• **REQUIRED WORK**:
Find every line in the records below that holds the word "JSON", and copy each one.

Stored data entries
┄┄┄┄┄┄┄┄┄┄┄┄┄┄┄┄┄┄┄┄
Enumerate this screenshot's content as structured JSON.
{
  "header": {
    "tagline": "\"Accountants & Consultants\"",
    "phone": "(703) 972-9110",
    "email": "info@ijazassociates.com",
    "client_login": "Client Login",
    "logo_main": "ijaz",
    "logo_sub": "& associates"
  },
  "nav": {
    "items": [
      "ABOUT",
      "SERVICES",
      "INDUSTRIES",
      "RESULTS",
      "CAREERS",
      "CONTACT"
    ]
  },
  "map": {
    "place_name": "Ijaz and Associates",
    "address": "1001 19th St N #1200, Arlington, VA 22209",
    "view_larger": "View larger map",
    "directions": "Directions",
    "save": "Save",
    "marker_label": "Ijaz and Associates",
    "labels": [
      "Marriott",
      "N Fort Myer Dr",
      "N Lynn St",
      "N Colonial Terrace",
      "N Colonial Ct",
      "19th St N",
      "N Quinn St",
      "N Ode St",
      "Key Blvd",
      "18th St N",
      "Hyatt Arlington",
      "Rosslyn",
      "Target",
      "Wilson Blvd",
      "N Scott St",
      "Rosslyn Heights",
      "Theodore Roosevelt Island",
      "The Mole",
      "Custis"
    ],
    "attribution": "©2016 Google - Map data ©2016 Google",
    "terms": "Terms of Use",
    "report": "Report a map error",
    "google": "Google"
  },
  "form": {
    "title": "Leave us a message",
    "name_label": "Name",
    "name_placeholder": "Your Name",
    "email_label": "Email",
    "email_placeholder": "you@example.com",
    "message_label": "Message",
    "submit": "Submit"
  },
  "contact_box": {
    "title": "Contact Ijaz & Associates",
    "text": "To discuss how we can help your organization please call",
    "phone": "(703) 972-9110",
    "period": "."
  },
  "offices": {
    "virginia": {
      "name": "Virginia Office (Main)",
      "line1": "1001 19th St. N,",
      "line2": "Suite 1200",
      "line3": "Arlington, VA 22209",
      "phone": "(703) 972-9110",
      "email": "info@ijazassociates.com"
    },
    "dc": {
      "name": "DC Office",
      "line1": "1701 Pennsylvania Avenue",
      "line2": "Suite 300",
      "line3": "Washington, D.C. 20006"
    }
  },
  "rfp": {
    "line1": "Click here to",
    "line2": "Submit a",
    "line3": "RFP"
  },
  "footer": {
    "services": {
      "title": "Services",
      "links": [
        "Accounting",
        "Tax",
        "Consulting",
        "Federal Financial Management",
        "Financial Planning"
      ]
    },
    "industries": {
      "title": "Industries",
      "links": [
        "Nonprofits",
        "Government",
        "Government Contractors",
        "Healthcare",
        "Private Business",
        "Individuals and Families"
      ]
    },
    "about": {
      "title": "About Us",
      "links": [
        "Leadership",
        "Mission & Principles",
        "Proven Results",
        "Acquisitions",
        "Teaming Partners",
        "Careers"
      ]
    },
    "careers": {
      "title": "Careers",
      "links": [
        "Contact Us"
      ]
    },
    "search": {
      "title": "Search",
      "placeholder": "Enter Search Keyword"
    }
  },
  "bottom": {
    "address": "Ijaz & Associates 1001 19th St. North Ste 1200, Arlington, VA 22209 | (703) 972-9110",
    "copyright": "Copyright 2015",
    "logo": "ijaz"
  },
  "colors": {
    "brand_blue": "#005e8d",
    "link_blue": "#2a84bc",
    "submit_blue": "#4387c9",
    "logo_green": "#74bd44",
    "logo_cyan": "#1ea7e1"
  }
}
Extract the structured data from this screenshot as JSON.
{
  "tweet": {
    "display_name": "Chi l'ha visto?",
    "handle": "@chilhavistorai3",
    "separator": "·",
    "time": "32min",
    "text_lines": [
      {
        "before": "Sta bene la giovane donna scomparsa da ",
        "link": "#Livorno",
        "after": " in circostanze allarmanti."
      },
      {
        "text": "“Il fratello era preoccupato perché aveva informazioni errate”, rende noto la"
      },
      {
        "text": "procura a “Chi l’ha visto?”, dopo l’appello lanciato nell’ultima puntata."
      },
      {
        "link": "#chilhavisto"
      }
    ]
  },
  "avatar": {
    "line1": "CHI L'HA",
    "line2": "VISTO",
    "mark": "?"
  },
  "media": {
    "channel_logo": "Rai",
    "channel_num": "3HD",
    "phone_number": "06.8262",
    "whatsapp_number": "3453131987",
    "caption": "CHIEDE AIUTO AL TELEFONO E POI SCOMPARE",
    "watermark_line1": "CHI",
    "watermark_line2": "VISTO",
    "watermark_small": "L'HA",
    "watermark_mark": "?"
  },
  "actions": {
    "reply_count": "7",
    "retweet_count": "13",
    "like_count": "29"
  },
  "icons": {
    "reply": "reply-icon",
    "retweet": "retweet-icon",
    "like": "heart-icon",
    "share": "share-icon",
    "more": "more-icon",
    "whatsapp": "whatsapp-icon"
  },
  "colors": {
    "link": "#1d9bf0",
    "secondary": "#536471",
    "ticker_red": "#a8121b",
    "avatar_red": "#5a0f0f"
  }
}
┄┄┄┄┄┄┄┄┄┄┄┄┄┄┄┄┄┄┄┄
• **THE COMPLETED TASK**:
Enumerate this screenshot's content as structured JSON.
Extract the structured data from this screenshot as JSON.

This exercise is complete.